(Saved data entries)
========================
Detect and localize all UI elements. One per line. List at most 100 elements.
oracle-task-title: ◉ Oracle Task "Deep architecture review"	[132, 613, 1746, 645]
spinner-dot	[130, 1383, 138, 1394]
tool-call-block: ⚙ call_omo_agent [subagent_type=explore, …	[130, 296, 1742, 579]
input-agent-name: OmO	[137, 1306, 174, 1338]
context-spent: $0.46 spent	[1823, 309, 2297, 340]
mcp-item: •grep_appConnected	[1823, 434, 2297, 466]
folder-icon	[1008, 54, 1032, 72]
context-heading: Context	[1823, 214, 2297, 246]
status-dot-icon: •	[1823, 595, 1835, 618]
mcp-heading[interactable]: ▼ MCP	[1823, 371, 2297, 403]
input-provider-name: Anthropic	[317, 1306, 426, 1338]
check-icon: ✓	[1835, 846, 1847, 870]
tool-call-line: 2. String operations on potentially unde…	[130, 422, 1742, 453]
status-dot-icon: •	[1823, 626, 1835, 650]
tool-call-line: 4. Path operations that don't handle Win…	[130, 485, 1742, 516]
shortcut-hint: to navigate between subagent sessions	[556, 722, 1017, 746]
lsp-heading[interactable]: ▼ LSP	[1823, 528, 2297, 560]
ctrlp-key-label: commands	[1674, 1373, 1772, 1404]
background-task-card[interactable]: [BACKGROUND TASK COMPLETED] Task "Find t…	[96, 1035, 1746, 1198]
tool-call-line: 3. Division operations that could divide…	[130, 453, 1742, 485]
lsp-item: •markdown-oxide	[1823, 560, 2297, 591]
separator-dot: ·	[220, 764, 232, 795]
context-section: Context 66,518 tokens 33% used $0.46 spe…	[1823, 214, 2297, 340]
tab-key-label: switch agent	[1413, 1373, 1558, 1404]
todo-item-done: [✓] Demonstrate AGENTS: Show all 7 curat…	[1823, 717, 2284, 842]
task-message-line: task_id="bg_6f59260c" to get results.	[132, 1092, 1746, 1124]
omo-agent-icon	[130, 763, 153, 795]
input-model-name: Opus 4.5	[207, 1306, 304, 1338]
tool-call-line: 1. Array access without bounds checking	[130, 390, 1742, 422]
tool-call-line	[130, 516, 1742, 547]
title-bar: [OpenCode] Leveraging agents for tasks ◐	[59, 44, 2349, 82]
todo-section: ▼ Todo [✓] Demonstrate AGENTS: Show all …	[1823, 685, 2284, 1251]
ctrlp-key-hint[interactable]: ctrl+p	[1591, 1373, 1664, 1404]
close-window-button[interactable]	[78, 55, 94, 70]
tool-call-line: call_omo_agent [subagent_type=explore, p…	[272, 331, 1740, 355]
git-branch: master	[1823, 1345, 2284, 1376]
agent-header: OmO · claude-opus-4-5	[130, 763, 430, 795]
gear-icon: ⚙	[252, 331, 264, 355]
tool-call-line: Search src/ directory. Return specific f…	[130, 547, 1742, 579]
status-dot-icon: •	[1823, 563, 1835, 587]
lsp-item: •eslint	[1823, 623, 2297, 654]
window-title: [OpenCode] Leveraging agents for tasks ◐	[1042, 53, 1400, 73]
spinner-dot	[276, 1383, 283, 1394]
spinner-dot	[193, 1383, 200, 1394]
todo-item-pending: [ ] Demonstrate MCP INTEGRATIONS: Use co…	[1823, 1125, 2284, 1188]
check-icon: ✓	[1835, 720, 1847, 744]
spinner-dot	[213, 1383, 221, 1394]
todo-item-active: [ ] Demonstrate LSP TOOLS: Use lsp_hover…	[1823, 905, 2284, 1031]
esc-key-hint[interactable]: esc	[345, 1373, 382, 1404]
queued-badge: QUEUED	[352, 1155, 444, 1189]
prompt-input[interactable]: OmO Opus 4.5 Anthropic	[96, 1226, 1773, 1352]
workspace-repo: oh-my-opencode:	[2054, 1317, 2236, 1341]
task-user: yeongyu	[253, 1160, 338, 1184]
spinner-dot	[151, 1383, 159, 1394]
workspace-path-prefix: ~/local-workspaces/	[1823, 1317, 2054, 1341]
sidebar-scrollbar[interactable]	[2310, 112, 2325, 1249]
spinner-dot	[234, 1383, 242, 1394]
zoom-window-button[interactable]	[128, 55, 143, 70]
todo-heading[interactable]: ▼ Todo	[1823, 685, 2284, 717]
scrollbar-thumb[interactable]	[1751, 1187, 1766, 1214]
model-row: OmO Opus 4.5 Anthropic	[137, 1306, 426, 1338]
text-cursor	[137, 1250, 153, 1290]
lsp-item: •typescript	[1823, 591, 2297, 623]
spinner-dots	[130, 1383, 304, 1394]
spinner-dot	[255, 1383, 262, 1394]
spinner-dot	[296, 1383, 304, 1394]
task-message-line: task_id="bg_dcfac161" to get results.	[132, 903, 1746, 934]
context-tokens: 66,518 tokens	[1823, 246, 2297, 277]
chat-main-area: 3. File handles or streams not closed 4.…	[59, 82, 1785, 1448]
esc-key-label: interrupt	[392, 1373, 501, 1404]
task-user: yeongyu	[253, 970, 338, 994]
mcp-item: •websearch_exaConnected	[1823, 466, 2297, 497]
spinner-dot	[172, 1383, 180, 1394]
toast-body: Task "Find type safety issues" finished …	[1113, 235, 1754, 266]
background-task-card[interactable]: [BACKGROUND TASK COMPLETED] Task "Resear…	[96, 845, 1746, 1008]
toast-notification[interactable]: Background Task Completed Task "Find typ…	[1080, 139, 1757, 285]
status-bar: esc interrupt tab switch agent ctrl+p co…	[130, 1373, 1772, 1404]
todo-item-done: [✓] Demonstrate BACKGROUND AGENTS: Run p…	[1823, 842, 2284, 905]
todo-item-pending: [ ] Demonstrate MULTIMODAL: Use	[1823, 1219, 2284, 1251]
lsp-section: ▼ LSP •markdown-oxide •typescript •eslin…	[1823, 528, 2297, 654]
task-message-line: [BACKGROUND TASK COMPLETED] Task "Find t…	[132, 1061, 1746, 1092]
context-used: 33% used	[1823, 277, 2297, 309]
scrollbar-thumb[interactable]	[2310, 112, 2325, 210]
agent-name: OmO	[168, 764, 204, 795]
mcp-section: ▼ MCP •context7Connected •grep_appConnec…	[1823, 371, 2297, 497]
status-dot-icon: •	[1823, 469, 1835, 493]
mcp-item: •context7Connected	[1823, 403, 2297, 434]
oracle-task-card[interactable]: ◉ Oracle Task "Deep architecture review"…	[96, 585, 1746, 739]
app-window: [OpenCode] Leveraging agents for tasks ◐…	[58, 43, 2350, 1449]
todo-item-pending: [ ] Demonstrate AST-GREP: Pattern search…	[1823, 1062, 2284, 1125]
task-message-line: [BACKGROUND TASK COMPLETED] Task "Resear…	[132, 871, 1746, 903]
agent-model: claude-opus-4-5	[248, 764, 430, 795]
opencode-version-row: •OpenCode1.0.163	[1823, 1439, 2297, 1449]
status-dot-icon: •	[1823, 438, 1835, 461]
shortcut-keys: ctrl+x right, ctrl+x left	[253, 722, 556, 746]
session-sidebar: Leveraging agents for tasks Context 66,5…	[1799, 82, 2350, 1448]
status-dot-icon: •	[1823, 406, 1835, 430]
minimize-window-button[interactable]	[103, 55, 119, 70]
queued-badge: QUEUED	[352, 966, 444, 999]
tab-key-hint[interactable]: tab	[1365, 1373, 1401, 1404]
========================
● **Exercise aim**
Can you give the lines of the items, from the very start through the line containing "331, 264, 355]", as a JSON list of strings with one string per line and blank lines omitted?

● **Solution for this task**
[
  "Detect and localize all UI elements. One per line. List at most 100 elements.",
  "oracle-task-title: ◉ Oracle Task \"Deep architecture review\"\t[132, 613, 1746, 645]",
  "spinner-dot\t[130, 1383, 138, 1394]",
  "tool-call-block: ⚙ call_omo_agent [subagent_type=explore, …\t[130, 296, 1742, 579]",
  "input-agent-name: OmO\t[137, 1306, 174, 1338]",
  "context-spent: $0.46 spent\t[1823, 309, 2297, 340]",
  "mcp-item: •grep_appConnected\t[1823, 434, 2297, 466]",
  "folder-icon\t[1008, 54, 1032, 72]",
  "context-heading: Context\t[1823, 214, 2297, 246]",
  "status-dot-icon: •\t[1823, 595, 1835, 618]",
  "mcp-heading[interactable]: ▼ MCP\t[1823, 371, 2297, 403]",
  "input-provider-name: Anthropic\t[317, 1306, 426, 1338]",
  "check-icon: ✓\t[1835, 846, 1847, 870]",
  "tool-call-line: 2. String operations on potentially unde…\t[130, 422, 1742, 453]",
  "status-dot-icon: •\t[1823, 626, 1835, 650]",
  "tool-call-line: 4. Path operations that don't handle Win…\t[130, 485, 1742, 516]",
  "shortcut-hint: to navigate between subagent sessions\t[556, 722, 1017, 746]",
  "lsp-heading[interactable]: ▼ LSP\t[1823, 528, 2297, 560]",
  "ctrlp-key-label: commands\t[1674, 1373, 1772, 1404]",
  "background-task-card[interactable]: [BACKGROUND TASK COMPLETED] Task \"Find t…\t[96, 1035, 1746, 1198]",
  "tool-call-line: 3. Division operations that could divide…\t[130, 453, 1742, 485]",
  "lsp-item: •markdown-oxide\t[1823, 560, 2297, 591]",
  "separator-dot: ·\t[220, 764, 232, 795]",
  "context-section: Context 66,518 tokens 33% used $0.46 spe…\t[1823, 214, 2297, 340]",
  "tab-key-label: switch agent\t[1413, 1373, 1558, 1404]",
  "todo-item-done: [✓] Demonstrate AGENTS: Show all 7 curat…\t[1823, 717, 2284, 842]",
  "task-message-line: task_id=\"bg_6f59260c\" to get results.\t[132, 1092, 1746, 1124]",
  "omo-agent-icon\t[130, 763, 153, 795]",
  "input-model-name: Opus 4.5\t[207, 1306, 304, 1338]",
  "tool-call-line: 1. Array access without bounds checking\t[130, 390, 1742, 422]",
  "tool-call-line\t[130, 516, 1742, 547]",
  "title-bar: [OpenCode] Leveraging agents for tasks ◐\t[59, 44, 2349, 82]",
  "todo-section: ▼ Todo [✓] Demonstrate AGENTS: Show all …\t[1823, 685, 2284, 1251]",
  "ctrlp-key-hint[interactable]: ctrl+p\t[1591, 1373, 1664, 1404]",
  "close-window-button[interactable]\t[78, 55, 94, 70]",
  "tool-call-line: call_omo_agent [subagent_type=explore, p…\t[272, 331, 1740, 355]",
  "git-branch: master\t[1823, 1345, 2284, 1376]",
  "agent-header: OmO · claude-opus-4-5\t[130, 763, 430, 795]",
  "gear-icon: ⚙\t[252, 331, 264, 355]"
]